> _WRITTEN REQUEST_:
Tell how many lines include the string "Windows". Answer with a single number.

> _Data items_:
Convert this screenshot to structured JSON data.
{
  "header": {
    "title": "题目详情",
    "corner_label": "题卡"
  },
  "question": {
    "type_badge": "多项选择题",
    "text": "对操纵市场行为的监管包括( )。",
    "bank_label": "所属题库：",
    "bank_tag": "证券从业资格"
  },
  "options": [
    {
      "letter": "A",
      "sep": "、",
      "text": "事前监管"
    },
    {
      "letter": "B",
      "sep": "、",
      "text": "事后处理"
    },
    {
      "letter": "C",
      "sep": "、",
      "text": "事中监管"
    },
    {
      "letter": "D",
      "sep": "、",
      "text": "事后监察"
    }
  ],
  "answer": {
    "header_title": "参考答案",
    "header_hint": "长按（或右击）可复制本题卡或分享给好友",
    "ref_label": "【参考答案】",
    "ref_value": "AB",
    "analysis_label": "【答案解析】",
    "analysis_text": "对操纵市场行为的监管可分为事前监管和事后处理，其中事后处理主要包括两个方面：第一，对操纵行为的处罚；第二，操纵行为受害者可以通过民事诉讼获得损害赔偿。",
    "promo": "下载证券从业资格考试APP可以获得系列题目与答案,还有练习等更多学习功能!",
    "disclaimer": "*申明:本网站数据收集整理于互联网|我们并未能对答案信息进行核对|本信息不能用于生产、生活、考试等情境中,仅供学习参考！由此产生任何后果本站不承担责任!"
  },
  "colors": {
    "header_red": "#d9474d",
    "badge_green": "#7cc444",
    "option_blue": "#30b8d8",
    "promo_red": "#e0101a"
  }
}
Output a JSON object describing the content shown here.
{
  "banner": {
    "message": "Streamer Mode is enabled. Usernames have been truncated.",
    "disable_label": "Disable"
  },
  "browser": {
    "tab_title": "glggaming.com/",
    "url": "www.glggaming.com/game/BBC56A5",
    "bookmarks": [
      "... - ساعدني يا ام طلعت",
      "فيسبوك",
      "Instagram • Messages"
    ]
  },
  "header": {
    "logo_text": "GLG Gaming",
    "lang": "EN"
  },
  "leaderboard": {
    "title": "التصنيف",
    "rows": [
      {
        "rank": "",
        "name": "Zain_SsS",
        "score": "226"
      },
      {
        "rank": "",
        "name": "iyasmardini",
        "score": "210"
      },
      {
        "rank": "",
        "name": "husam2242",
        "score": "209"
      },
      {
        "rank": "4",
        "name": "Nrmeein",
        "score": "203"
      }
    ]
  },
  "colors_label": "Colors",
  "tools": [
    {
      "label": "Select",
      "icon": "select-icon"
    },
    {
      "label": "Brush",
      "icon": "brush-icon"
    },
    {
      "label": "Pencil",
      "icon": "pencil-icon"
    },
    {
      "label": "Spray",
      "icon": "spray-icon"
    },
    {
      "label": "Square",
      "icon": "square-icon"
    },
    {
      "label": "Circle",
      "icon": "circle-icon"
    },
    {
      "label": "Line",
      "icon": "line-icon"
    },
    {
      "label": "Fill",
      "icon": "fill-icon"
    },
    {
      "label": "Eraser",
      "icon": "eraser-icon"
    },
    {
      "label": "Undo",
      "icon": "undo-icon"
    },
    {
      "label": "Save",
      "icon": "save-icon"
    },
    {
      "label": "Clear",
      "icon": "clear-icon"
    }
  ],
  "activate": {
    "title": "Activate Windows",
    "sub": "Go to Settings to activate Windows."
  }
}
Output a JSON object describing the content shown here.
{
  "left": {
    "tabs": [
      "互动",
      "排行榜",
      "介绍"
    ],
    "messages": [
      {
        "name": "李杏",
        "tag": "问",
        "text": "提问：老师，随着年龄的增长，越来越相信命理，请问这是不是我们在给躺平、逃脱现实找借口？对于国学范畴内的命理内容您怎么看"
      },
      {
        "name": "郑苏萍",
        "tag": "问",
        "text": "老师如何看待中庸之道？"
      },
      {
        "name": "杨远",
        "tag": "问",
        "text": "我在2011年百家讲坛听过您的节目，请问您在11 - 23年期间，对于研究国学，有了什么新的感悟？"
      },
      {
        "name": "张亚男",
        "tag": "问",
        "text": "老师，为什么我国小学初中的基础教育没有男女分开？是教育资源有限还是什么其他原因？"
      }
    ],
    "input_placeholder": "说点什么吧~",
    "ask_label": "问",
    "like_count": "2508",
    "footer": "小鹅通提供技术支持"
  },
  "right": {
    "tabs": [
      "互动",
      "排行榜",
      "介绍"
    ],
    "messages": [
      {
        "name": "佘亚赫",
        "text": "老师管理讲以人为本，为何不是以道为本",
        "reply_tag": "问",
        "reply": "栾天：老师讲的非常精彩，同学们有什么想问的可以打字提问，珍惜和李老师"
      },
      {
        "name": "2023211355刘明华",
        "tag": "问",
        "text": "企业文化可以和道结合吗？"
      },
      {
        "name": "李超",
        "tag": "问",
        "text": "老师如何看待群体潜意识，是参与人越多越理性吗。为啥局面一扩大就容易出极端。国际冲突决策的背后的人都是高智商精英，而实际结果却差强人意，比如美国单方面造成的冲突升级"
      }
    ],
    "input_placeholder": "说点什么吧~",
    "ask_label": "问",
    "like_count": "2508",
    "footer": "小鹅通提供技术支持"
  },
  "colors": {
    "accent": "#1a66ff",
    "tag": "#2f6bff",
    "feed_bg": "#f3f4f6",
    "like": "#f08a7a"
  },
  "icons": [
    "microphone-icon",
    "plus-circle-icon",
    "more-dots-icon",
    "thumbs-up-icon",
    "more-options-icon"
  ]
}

> _TASK SOLUTION_:
2